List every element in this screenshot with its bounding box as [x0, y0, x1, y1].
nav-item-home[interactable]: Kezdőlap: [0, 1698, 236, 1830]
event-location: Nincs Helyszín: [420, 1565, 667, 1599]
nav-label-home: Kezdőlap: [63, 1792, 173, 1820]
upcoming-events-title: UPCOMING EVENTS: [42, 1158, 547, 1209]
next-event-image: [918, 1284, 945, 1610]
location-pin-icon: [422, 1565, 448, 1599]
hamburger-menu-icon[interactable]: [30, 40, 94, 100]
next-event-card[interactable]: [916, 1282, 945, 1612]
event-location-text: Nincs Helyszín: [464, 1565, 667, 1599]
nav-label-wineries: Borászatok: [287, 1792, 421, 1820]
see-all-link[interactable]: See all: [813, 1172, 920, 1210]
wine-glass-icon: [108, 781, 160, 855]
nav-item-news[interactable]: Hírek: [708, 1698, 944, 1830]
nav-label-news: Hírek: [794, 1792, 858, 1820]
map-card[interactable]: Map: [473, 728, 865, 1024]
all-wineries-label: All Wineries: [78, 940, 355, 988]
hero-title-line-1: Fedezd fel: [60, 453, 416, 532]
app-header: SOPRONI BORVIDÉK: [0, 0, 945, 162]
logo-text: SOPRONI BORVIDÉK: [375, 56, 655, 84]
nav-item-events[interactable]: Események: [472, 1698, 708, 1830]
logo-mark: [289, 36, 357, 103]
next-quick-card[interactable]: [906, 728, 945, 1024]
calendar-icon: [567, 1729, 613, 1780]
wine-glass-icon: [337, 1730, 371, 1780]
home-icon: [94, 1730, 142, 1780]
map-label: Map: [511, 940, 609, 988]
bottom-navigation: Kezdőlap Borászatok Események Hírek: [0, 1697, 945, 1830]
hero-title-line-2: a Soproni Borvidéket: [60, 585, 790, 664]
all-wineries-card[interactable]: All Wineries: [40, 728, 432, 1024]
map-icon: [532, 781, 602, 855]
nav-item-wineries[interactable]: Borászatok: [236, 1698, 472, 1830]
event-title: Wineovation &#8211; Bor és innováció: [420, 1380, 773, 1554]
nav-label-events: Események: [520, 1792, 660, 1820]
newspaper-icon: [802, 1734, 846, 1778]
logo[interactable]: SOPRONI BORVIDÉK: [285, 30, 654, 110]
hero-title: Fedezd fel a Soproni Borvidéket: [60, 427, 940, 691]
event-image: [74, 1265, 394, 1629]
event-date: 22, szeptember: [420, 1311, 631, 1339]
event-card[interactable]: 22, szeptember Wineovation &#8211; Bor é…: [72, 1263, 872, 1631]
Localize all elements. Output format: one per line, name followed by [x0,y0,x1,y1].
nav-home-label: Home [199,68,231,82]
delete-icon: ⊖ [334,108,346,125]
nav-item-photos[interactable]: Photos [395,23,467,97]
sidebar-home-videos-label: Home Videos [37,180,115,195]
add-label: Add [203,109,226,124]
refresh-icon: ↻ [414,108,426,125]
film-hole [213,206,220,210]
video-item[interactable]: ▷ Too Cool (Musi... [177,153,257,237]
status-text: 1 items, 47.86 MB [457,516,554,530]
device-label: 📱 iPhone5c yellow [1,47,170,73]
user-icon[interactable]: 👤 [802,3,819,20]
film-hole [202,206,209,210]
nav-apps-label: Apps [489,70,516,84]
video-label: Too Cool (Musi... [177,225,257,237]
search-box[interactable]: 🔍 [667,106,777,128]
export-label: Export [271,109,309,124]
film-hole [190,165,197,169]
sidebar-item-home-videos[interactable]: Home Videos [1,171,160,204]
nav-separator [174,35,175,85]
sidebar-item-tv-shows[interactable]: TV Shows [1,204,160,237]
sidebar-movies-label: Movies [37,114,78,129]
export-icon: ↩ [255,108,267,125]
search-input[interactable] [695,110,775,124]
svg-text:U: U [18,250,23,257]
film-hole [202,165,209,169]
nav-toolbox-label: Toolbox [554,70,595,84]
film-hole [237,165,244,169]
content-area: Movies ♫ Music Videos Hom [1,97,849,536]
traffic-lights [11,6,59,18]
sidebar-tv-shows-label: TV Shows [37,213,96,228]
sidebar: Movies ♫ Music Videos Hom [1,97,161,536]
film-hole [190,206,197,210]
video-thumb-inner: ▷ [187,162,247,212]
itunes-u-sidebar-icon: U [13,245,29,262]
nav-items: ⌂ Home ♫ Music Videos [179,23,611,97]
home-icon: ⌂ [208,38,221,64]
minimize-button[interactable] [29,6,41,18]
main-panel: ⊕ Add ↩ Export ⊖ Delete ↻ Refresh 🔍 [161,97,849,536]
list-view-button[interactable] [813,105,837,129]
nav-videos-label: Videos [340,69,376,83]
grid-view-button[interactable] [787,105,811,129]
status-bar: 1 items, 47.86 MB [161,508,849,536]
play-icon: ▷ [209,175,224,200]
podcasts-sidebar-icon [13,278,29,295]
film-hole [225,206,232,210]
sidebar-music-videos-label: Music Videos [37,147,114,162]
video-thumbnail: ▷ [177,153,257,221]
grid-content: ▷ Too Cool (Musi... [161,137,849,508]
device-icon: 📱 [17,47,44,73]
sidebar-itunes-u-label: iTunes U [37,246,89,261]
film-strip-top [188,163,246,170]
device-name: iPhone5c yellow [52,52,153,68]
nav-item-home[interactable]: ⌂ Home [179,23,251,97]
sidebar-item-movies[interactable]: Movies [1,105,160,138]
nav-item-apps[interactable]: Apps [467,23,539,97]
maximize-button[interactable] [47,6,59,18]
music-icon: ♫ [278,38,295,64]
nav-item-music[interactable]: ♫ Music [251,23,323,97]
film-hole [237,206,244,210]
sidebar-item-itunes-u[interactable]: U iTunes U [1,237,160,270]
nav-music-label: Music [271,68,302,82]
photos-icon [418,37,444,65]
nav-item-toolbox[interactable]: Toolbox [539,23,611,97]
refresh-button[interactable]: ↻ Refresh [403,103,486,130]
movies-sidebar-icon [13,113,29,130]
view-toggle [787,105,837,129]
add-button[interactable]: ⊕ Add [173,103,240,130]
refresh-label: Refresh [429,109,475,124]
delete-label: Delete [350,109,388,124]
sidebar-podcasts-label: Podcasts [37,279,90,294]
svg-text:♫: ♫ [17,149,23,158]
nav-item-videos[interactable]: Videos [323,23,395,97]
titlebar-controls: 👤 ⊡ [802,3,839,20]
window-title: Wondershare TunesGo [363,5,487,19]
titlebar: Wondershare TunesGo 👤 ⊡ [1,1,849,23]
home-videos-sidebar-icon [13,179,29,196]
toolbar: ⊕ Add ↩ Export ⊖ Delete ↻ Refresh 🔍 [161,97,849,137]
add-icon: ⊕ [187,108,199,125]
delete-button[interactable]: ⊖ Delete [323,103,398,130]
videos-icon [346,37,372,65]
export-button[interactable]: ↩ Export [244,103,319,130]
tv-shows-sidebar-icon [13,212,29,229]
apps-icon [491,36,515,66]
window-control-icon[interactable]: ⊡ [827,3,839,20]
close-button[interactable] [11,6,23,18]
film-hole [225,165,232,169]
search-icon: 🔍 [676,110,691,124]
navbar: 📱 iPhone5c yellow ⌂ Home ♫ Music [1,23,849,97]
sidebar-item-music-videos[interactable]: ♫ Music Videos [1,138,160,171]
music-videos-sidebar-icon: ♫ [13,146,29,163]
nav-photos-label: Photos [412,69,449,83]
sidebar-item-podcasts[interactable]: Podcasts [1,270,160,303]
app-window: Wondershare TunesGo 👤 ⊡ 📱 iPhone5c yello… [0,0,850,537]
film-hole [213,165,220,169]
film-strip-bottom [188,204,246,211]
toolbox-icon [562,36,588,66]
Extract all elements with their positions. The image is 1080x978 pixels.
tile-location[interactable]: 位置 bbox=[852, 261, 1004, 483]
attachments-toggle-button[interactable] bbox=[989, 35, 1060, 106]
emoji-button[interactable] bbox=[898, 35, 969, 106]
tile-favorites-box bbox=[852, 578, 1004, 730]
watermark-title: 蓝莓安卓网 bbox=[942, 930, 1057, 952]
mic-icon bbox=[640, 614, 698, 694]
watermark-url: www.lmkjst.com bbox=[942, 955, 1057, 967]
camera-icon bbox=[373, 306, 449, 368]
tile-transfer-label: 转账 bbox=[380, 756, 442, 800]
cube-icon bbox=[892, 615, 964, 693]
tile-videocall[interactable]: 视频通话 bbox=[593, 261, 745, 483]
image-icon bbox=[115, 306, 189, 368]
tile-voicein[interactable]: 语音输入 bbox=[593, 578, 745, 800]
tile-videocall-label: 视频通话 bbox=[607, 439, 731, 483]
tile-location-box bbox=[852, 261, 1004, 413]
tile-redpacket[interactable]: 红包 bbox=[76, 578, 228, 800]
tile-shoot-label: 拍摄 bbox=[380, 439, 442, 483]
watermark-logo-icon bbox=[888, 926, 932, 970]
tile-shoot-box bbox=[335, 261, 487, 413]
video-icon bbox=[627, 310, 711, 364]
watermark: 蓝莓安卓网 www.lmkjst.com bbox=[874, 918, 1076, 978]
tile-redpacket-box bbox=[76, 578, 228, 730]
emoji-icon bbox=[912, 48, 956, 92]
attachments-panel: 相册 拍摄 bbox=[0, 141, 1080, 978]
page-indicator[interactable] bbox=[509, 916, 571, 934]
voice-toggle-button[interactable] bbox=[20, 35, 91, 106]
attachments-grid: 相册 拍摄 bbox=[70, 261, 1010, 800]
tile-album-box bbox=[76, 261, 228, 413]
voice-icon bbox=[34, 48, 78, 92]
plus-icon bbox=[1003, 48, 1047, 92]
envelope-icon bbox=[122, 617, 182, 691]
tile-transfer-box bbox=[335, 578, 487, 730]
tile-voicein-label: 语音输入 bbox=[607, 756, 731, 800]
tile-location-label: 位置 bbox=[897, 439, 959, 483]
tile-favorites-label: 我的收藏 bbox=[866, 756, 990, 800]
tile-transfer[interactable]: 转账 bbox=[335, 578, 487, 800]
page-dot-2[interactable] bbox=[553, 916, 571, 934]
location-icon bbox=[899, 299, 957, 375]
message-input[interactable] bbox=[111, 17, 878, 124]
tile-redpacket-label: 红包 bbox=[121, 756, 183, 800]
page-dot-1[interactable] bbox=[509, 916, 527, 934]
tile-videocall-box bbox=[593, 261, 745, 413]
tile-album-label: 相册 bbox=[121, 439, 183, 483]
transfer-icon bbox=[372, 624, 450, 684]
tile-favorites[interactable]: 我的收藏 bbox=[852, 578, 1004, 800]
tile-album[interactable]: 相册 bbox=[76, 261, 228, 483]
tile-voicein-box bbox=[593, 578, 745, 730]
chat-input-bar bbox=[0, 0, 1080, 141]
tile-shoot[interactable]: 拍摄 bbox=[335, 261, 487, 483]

YOUR INSTRUCTIONS: Please state how many lines in the entries above contain the string "content", matching case exactly. Give only the number.

FULL ANSWER: 2